[SHORT PROBLEM]
Pull out each line of the records holding the string "바랍니다".

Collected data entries

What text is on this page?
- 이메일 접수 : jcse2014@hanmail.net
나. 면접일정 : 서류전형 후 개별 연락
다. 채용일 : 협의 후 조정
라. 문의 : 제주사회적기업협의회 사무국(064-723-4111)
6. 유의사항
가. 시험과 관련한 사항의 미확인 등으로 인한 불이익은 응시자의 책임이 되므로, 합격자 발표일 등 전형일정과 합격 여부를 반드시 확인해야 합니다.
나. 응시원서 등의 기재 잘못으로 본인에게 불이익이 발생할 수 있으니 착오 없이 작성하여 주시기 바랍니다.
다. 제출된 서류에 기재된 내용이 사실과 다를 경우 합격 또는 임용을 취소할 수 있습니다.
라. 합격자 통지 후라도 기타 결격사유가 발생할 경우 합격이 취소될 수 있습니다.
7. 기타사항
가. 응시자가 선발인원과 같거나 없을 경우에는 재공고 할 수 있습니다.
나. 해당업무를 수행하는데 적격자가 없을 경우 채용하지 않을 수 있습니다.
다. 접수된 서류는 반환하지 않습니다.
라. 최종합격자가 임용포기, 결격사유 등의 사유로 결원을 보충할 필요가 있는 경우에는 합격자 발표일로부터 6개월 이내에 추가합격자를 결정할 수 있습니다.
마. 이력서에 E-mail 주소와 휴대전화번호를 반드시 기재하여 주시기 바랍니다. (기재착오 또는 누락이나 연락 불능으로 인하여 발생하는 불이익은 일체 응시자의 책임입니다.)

[EXERCISE SOLUTION]
나. 응시원서 등의 기재 잘못으로 본인에게 불이익이 발생할 수 있으니 착오 없이 작성하여 주시기 바랍니다.
마. 이력서에 E-mail 주소와 휴대전화번호를 반드시 기재하여 주시기 바랍니다. (기재착오 또는 누락이나 연락 불능으로 인하여 발생하는 불이익은 일체 응시자의 책임입니다.)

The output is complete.